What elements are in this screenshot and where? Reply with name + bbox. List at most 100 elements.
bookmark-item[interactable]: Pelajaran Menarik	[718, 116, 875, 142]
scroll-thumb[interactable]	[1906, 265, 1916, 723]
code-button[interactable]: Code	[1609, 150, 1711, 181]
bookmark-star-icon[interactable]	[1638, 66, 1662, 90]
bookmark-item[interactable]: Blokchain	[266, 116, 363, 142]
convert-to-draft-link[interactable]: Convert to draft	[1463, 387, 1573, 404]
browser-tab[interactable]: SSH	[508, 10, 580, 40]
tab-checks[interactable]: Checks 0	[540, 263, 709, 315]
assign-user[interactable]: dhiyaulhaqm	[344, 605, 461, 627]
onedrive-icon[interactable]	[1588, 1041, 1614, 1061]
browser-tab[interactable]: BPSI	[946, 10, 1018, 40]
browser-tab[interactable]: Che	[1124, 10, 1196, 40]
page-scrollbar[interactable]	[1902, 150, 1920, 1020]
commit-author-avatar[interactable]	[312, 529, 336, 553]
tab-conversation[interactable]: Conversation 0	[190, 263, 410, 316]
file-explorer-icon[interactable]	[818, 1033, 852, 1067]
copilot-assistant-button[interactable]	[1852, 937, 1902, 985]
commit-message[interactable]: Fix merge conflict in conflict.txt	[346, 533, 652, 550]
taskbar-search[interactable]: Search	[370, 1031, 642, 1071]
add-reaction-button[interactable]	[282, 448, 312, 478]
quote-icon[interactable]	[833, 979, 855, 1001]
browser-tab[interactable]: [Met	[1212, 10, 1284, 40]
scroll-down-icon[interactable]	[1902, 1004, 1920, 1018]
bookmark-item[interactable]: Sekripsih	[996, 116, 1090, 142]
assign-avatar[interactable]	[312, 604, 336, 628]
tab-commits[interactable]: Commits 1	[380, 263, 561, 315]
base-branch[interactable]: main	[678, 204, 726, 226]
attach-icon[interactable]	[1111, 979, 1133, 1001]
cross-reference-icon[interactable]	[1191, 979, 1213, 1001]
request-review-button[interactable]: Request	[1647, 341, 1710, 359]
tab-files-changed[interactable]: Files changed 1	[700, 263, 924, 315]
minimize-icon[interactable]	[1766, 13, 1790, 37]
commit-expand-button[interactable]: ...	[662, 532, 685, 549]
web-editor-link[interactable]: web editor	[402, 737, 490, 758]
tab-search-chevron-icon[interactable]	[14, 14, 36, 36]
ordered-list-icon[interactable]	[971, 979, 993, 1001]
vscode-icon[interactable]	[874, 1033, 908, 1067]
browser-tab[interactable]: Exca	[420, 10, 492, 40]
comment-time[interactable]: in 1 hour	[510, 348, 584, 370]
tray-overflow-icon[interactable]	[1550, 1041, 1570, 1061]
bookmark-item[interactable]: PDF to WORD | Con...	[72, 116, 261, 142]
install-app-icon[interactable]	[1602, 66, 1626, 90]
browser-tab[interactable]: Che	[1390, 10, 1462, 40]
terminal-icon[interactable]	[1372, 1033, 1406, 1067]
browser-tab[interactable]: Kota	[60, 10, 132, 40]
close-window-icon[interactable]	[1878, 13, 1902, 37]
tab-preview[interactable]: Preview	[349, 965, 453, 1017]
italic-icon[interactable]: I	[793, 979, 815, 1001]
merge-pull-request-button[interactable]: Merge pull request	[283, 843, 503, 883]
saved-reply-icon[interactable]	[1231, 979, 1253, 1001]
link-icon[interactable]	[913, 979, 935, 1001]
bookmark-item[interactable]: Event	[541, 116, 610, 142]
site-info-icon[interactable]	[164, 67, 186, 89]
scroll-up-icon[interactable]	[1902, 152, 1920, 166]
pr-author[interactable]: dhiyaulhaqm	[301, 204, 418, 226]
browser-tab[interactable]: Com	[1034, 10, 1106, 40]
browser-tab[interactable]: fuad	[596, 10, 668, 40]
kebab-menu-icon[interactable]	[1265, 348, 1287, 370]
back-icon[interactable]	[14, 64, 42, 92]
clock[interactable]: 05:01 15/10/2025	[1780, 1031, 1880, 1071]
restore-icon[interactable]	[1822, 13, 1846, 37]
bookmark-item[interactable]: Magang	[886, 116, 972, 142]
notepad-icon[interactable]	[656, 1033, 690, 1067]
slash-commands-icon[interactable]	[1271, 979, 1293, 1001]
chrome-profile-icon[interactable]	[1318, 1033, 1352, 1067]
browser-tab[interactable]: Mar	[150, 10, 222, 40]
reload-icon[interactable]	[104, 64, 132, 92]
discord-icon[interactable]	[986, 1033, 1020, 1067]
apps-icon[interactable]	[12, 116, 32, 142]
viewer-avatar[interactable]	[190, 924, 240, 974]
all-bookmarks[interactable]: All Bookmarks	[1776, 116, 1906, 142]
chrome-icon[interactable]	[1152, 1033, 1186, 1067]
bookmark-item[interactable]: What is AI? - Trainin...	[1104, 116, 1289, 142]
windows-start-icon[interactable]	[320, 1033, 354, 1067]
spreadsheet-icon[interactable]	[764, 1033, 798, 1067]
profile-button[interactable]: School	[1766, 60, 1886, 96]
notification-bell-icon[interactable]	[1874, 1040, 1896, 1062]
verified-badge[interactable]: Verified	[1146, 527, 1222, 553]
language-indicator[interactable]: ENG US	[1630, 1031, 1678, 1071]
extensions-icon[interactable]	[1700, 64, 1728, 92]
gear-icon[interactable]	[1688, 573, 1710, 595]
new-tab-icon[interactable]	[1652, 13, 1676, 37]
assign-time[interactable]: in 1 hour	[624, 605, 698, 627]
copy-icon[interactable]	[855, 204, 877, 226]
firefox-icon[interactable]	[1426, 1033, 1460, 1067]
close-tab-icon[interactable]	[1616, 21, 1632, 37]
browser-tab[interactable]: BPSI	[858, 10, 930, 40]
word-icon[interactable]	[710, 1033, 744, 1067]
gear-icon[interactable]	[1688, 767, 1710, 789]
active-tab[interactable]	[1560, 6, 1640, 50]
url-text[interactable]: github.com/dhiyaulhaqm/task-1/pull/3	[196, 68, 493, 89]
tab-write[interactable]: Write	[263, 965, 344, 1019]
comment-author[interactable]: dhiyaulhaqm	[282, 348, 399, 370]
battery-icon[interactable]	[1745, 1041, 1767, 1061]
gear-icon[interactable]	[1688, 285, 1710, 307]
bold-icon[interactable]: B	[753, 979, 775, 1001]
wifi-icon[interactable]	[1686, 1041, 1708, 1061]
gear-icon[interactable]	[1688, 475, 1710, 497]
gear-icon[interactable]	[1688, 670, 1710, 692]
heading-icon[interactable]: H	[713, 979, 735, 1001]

------

• _Requirement_
Express every line of the records above as a JSON list of strings, one string per line, leaving out blank lines.

• _Complete response_
[
  "What elements are in this screenshot and where? Reply with name + bbox. List at most 100 elements.",
  "bookmark-item[interactable]: Pelajaran Menarik\t[718, 116, 875, 142]",
  "scroll-thumb[interactable]\t[1906, 265, 1916, 723]",
  "code-button[interactable]: Code\t[1609, 150, 1711, 181]",
  "bookmark-star-icon[interactable]\t[1638, 66, 1662, 90]",
  "bookmark-item[interactable]: Blokchain\t[266, 116, 363, 142]",
  "convert-to-draft-link[interactable]: Convert to draft\t[1463, 387, 1573, 404]",
  "browser-tab[interactable]: SSH\t[508, 10, 580, 40]",
  "tab-checks[interactable]: Checks 0\t[540, 263, 709, 315]",
  "assign-user[interactable]: dhiyaulhaqm\t[344, 605, 461, 627]",
  "onedrive-icon[interactable]\t[1588, 1041, 1614, 1061]",
  "browser-tab[interactable]: BPSI\t[946, 10, 1018, 40]",
  "browser-tab[interactable]: Che\t[1124, 10, 1196, 40]",
  "page-scrollbar[interactable]\t[1902, 150, 1920, 1020]",
  "commit-author-avatar[interactable]\t[312, 529, 336, 553]",
  "tab-conversation[interactable]: Conversation 0\t[190, 263, 410, 316]",
  "file-explorer-icon[interactable]\t[818, 1033, 852, 1067]",
  "copilot-assistant-button[interactable]\t[1852, 937, 1902, 985]",
  "commit-message[interactable]: Fix merge conflict in conflict.txt\t[346, 533, 652, 550]",
  "taskbar-search[interactable]: Search\t[370, 1031, 642, 1071]",
  "add-reaction-button[interactable]\t[282, 448, 312, 478]",
  "quote-icon[interactable]\t[833, 979, 855, 1001]",
  "browser-tab[interactable]: [Met\t[1212, 10, 1284, 40]",
  "scroll-down-icon[interactable]\t[1902, 1004, 1920, 1018]",
  "bookmark-item[interactable]: Sekripsih\t[996, 116, 1090, 142]",
  "assign-avatar[interactable]\t[312, 604, 336, 628]",
  "tab-commits[interactable]: Commits 1\t[380, 263, 561, 315]",
  "base-branch[interactable]: main\t[678, 204, 726, 226]",
  "attach-icon[interactable]\t[1111, 979, 1133, 1001]",
  "cross-reference-icon[interactable]\t[1191, 979, 1213, 1001]",
  "request-review-button[interactable]: Request\t[1647, 341, 1710, 359]",
  "tab-files-changed[interactable]: Files changed 1\t[700, 263, 924, 315]",
  "minimize-icon[interactable]\t[1766, 13, 1790, 37]",
  "commit-expand-button[interactable]: ...\t[662, 532, 685, 549]",
  "web-editor-link[interactable]: web editor\t[402, 737, 490, 758]",
  "tab-search-chevron-icon[interactable]\t[14, 14, 36, 36]",
  "ordered-list-icon[interactable]\t[971, 979, 993, 1001]",
  "vscode-icon[interactable]\t[874, 1033, 908, 1067]",
  "browser-tab[interactable]: Exca\t[420, 10, 492, 40]",
  "comment-time[interactable]: in 1 hour\t[510, 348, 584, 370]",
  "tray-overflow-icon[interactable]\t[1550, 1041, 1570, 1061]",
  "bookmark-item[interactable]: PDF to WORD | Con...\t[72, 116, 261, 142]",
  "install-app-icon[interactable]\t[1602, 66, 1626, 90]",
  "browser-tab[interactable]: Che\t[1390, 10, 1462, 40]",
  "terminal-icon[interactable]\t[1372, 1033, 1406, 1067]",
  "browser-tab[interactable]: Kota\t[60, 10, 132, 40]",
  "close-window-icon[interactable]\t[1878, 13, 1902, 37]",
  "tab-preview[interactable]: Preview\t[349, 965, 453, 1017]",
  "italic-icon[interactable]: I\t[793, 979, 815, 1001]",
  "merge-pull-request-button[interactable]: Merge pull request\t[283, 843, 503, 883]",
  "saved-reply-icon[interactable]\t[1231, 979, 1253, 1001]",
  "link-icon[interactable]\t[913, 979, 935, 1001]",
  "bookmark-item[interactable]: Event\t[541, 116, 610, 142]",
  "site-info-icon[interactable]\t[164, 67, 186, 89]",
  "scroll-up-icon[interactable]\t[1902, 152, 1920, 166]",
  "pr-author[interactable]: dhiyaulhaqm\t[301, 204, 418, 226]",
  "browser-tab[interactable]: Com\t[1034, 10, 1106, 40]",
  "browser-tab[interactable]: fuad\t[596, 10, 668, 40]",
  "kebab-menu-icon[interactable]\t[1265, 348, 1287, 370]",
  "back-icon[interactable]\t[14, 64, 42, 92]",
  "clock[interactable]: 05:01 15/10/2025\t[1780, 1031, 1880, 1071]",
  "restore-icon[interactable]\t[1822, 13, 1846, 37]",
  "bookmark-item[interactable]: Magang\t[886, 116, 972, 142]",
  "notepad-icon[interactable]\t[656, 1033, 690, 1067]",
  "slash-commands-icon[interactable]\t[1271, 979, 1293, 1001]",
  "chrome-profile-icon[interactable]\t[1318, 1033, 1352, 1067]",
  "browser-tab[interactable]: Mar\t[150, 10, 222, 40]",
  "reload-icon[interactable]\t[104, 64, 132, 92]",
  "discord-icon[interactable]\t[986, 1033, 1020, 1067]",
  "apps-icon[interactable]\t[12, 116, 32, 142]",
  "viewer-avatar[interactable]\t[190, 924, 240, 974]",
  "all-bookmarks[interactable]: All Bookmarks\t[1776, 116, 1906, 142]",
  "chrome-icon[interactable]\t[1152, 1033, 1186, 1067]",
  "bookmark-item[interactable]: What is AI? - Trainin...\t[1104, 116, 1289, 142]",
  "windows-start-icon[interactable]\t[320, 1033, 354, 1067]",
  "spreadsheet-icon[interactable]\t[764, 1033, 798, 1067]",
  "profile-button[interactable]: School\t[1766, 60, 1886, 96]",
  "notification-bell-icon[interactable]\t[1874, 1040, 1896, 1062]",
  "verified-badge[interactable]: Verified\t[1146, 527, 1222, 553]",
  "language-indicator[interactable]: ENG US\t[1630, 1031, 1678, 1071]",
  "extensions-icon[interactable]\t[1700, 64, 1728, 92]",
  "gear-icon[interactable]\t[1688, 573, 1710, 595]",
  "new-tab-icon[interactable]\t[1652, 13, 1676, 37]",
  "assign-time[interactable]: in 1 hour\t[624, 605, 698, 627]",
  "copy-icon[interactable]\t[855, 204, 877, 226]",
  "firefox-icon[interactable]\t[1426, 1033, 1460, 1067]",
  "close-tab-icon[interactable]\t[1616, 21, 1632, 37]",
  "browser-tab[interactable]: BPSI\t[858, 10, 930, 40]",
  "word-icon[interactable]\t[710, 1033, 744, 1067]",
  "gear-icon[interactable]\t[1688, 767, 1710, 789]",
  "active-tab[interactable]\t[1560, 6, 1640, 50]",
  "url-text[interactable]: github.com/dhiyaulhaqm/task-1/pull/3\t[196, 68, 493, 89]",
  "tab-write[interactable]: Write\t[263, 965, 344, 1019]",
  "comment-author[interactable]: dhiyaulhaqm\t[282, 348, 399, 370]",
  "battery-icon[interactable]\t[1745, 1041, 1767, 1061]",
  "gear-icon[interactable]\t[1688, 285, 1710, 307]",
  "bold-icon[interactable]: B\t[753, 979, 775, 1001]",
  "wifi-icon[interactable]\t[1686, 1041, 1708, 1061]",
  "gear-icon[interactable]\t[1688, 475, 1710, 497]",
  "gear-icon[interactable]\t[1688, 670, 1710, 692]",
  "heading-icon[interactable]: H\t[713, 979, 735, 1001]"
]